*Instruction:*
Reproduce the listing word for word, leaving every picture behind.
○ ○ ○ ○ ○ ○ ○
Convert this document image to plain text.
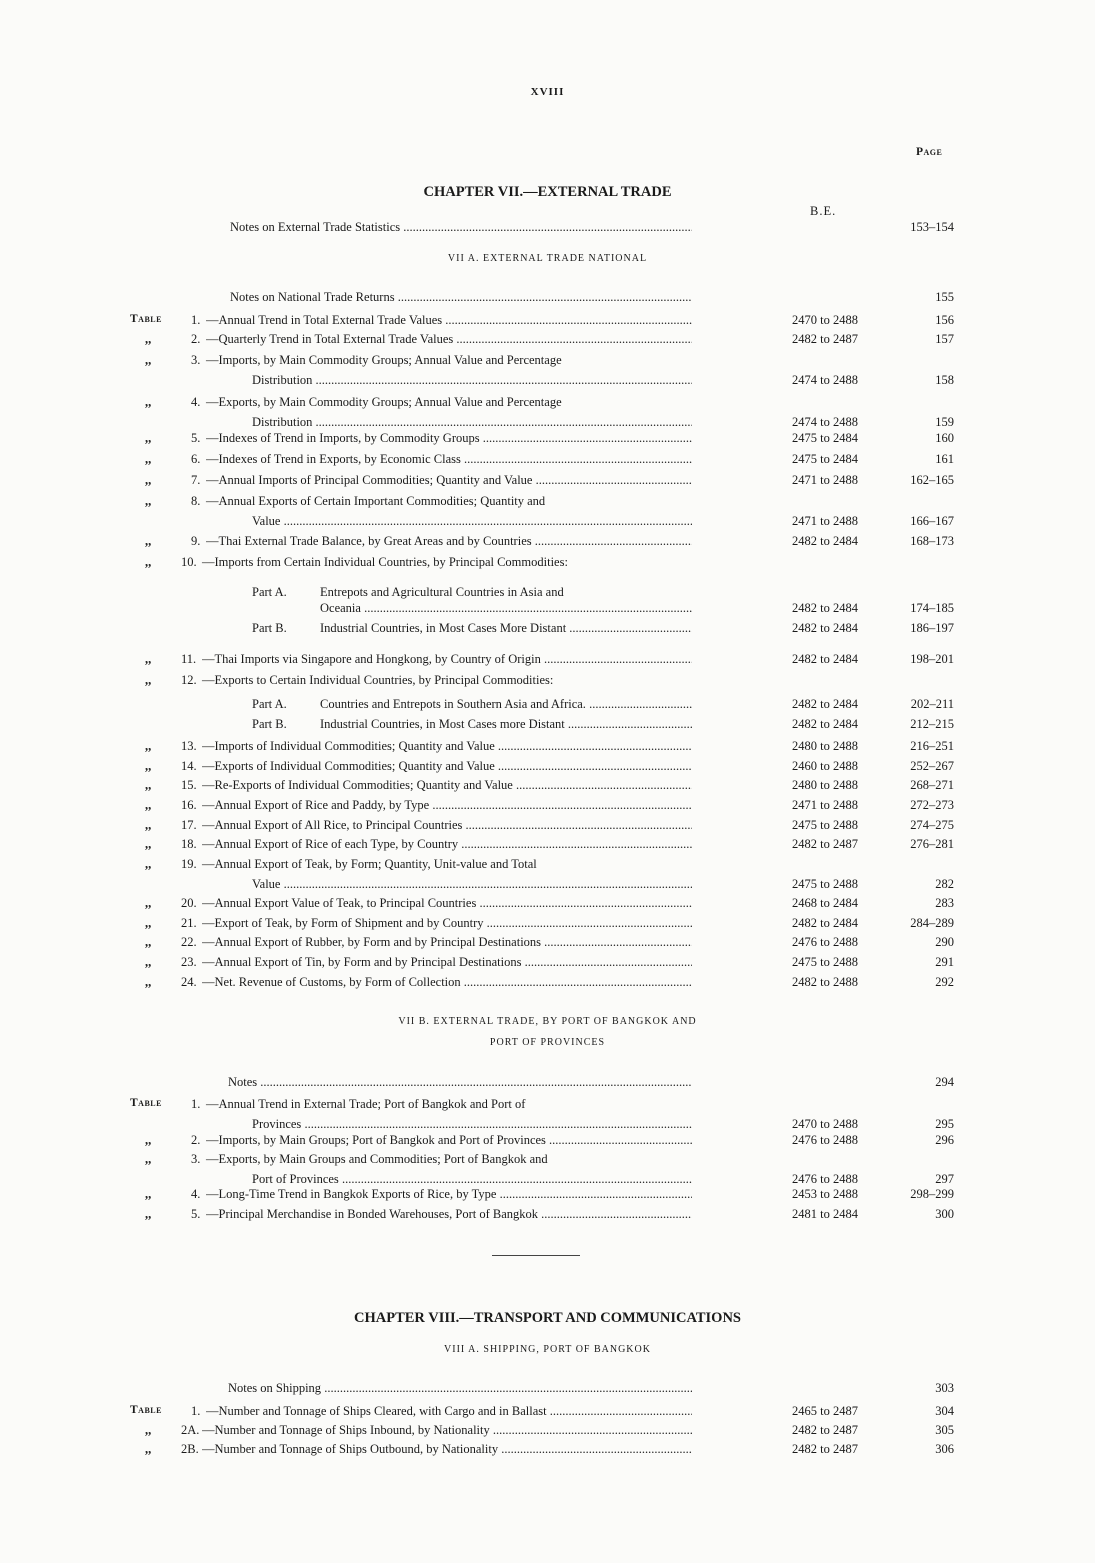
XVIII
Page
CHAPTER VII.—EXTERNAL TRADE
B.E.
Notes on External Trade Statistics .....	153–154
VII A. EXTERNAL TRADE NATIONAL
Notes on National Trade Returns .....	155
Table 1. —Annual Trend in Total External Trade Values .....	2470 to 2488	156
,,	2. —Quarterly Trend in Total External Trade Values .....	2482 to 2487	157
,,	3. —Imports, by Main Commodity Groups; Annual Value and Percentage
Distribution .....	2474 to 2488	158
,,	4. —Exports, by Main Commodity Groups; Annual Value and Percentage
Distribution .....	2474 to 2488	159
,,	5. —Indexes of Trend in Imports, by Commodity Groups .....	2475 to 2484	160
,,	6. —Indexes of Trend in Exports, by Economic Class .....	2475 to 2484	161
,,	7. —Annual Imports of Principal Commodities; Quantity and Value .....	2471 to 2488	162–165
,,	8. —Annual Exports of Certain Important Commodities; Quantity and
Value .....	2471 to 2488	166–167
,,	9. —Thai External Trade Balance, by Great Areas and by Countries .....	2482 to 2484	168–173
,, 10. —Imports from Certain Individual Countries, by Principal Commodities:
Part A.	Entrepots and Agricultural Countries in Asia and
Oceania .....	2482 to 2484	174–185
Part B.	Industrial Countries, in Most Cases More Distant .....	2482 to 2484	186–197
,, 11. —Thai Imports via Singapore and Hongkong, by Country of Origin .....	2482 to 2484	198–201
,, 12. —Exports to Certain Individual Countries, by Principal Commodities:
Part A.	Countries and Entrepots in Southern Asia and Africa. .....	2482 to 2484	202–211
Part B.	Industrial Countries, in Most Cases more Distant .....	2482 to 2484	212–215
,, 13. —Imports of Individual Commodities; Quantity and Value .....	2480 to 2488	216–251
,, 14. —Exports of Individual Commodities; Quantity and Value .....	2460 to 2488	252–267
,, 15. —Re-Exports of Individual Commodities; Quantity and Value .....	2480 to 2488	268–271
,, 16. —Annual Export of Rice and Paddy, by Type .....	2471 to 2488	272–273
,, 17. —Annual Export of All Rice, to Principal Countries .....	2475 to 2488	274–275
,, 18. —Annual Export of Rice of each Type, by Country .....	2482 to 2487	276–281
,, 19. —Annual Export of Teak, by Form; Quantity, Unit-value and Total
Value .....	2475 to 2488	282
,, 20. —Annual Export Value of Teak, to Principal Countries .....	2468 to 2484	283
,, 21. —Export of Teak, by Form of Shipment and by Country .....	2482 to 2484	284–289
,, 22. —Annual Export of Rubber, by Form and by Principal Destinations .....	2476 to 2488	290
,, 23. —Annual Export of Tin, by Form and by Principal Destinations .....	2475 to 2488	291
,, 24. —Net. Revenue of Customs, by Form of Collection .....	2482 to 2488	292
VII B. EXTERNAL TRADE, BY PORT OF BANGKOK AND
PORT OF PROVINCES
Notes .....	294
Table 1. —Annual Trend in External Trade; Port of Bangkok and Port of
Provinces .....	2470 to 2488	295
,,	2. —Imports, by Main Groups; Port of Bangkok and Port of Provinces .....	2476 to 2488	296
,,	3. —Exports, by Main Groups and Commodities; Port of Bangkok and
Port of Provinces .....	2476 to 2488	297
,,	4. —Long-Time Trend in Bangkok Exports of Rice, by Type .....	2453 to 2488	298–299
,,	5. —Principal Merchandise in Bonded Warehouses, Port of Bangkok .....	2481 to 2484	300
CHAPTER VIII.—TRANSPORT AND COMMUNICATIONS
VIII A. SHIPPING, PORT OF BANGKOK
Notes on Shipping .....	303
Table 1. —Number and Tonnage of Ships Cleared, with Cargo and in Ballast .....	2465 to 2487	304
,, 2A. —Number and Tonnage of Ships Inbound, by Nationality .....	2482 to 2487	305
,, 2B. —Number and Tonnage of Ships Outbound, by Nationality .....	2482 to 2487	306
○ ○ ○ ○ ○ ○ ○
*Response for this exercise:*
Convert this document image to plain text.
XVIII
Page
CHAPTER VII.—EXTERNAL TRADE
B.E.
Notes on External Trade Statistics .....	153–154
VII A. EXTERNAL TRADE NATIONAL
Notes on National Trade Returns .....	155
Table 1. —Annual Trend in Total External Trade Values .....	2470 to 2488	156
,,	2. —Quarterly Trend in Total External Trade Values .....	2482 to 2487	157
,,	3. —Imports, by Main Commodity Groups; Annual Value and Percentage
Distribution .....	2474 to 2488	158
,,	4. —Exports, by Main Commodity Groups; Annual Value and Percentage
Distribution .....	2474 to 2488	159
,,	5. —Indexes of Trend in Imports, by Commodity Groups .....	2475 to 2484	160
,,	6. —Indexes of Trend in Exports, by Economic Class .....	2475 to 2484	161
,,	7. —Annual Imports of Principal Commodities; Quantity and Value .....	2471 to 2488	162–165
,,	8. —Annual Exports of Certain Important Commodities; Quantity and
Value .....	2471 to 2488	166–167
,,	9. —Thai External Trade Balance, by Great Areas and by Countries .....	2482 to 2484	168–173
,, 10. —Imports from Certain Individual Countries, by Principal Commodities:
Part A.	Entrepots and Agricultural Countries in Asia and
Oceania .....	2482 to 2484	174–185
Part B.	Industrial Countries, in Most Cases More Distant .....	2482 to 2484	186–197
,, 11. —Thai Imports via Singapore and Hongkong, by Country of Origin .....	2482 to 2484	198–201
,, 12. —Exports to Certain Individual Countries, by Principal Commodities:
Part A.	Countries and Entrepots in Southern Asia and Africa. .....	2482 to 2484	202–211
Part B.	Industrial Countries, in Most Cases more Distant .....	2482 to 2484	212–215
,, 13. —Imports of Individual Commodities; Quantity and Value .....	2480 to 2488	216–251
,, 14. —Exports of Individual Commodities; Quantity and Value .....	2460 to 2488	252–267
,, 15. —Re-Exports of Individual Commodities; Quantity and Value .....	2480 to 2488	268–271
,, 16. —Annual Export of Rice and Paddy, by Type .....	2471 to 2488	272–273
,, 17. —Annual Export of All Rice, to Principal Countries .....	2475 to 2488	274–275
,, 18. —Annual Export of Rice of each Type, by Country .....	2482 to 2487	276–281
,, 19. —Annual Export of Teak, by Form; Quantity, Unit-value and Total
Value .....	2475 to 2488	282
,, 20. —Annual Export Value of Teak, to Principal Countries .....	2468 to 2484	283
,, 21. —Export of Teak, by Form of Shipment and by Country .....	2482 to 2484	284–289
,, 22. —Annual Export of Rubber, by Form and by Principal Destinations .....	2476 to 2488	290
,, 23. —Annual Export of Tin, by Form and by Principal Destinations .....	2475 to 2488	291
,, 24. —Net. Revenue of Customs, by Form of Collection .....	2482 to 2488	292
VII B. EXTERNAL TRADE, BY PORT OF BANGKOK AND
PORT OF PROVINCES
Notes .....	294
Table 1. —Annual Trend in External Trade; Port of Bangkok and Port of
Provinces .....	2470 to 2488	295
,,	2. —Imports, by Main Groups; Port of Bangkok and Port of Provinces .....	2476 to 2488	296
,,	3. —Exports, by Main Groups and Commodities; Port of Bangkok and
Port of Provinces .....	2476 to 2488	297
,,	4. —Long-Time Trend in Bangkok Exports of Rice, by Type .....	2453 to 2488	298–299
,,	5. —Principal Merchandise in Bonded Warehouses, Port of Bangkok .....	2481 to 2484	300
CHAPTER VIII.—TRANSPORT AND COMMUNICATIONS
VIII A. SHIPPING, PORT OF BANGKOK
Notes on Shipping .....	303
Table 1. —Number and Tonnage of Ships Cleared, with Cargo and in Ballast .....	2465 to 2487	304
,, 2A. —Number and Tonnage of Ships Inbound, by Nationality .....	2482 to 2487	305
,, 2B. —Number and Tonnage of Ships Outbound, by Nationality .....	2482 to 2487	306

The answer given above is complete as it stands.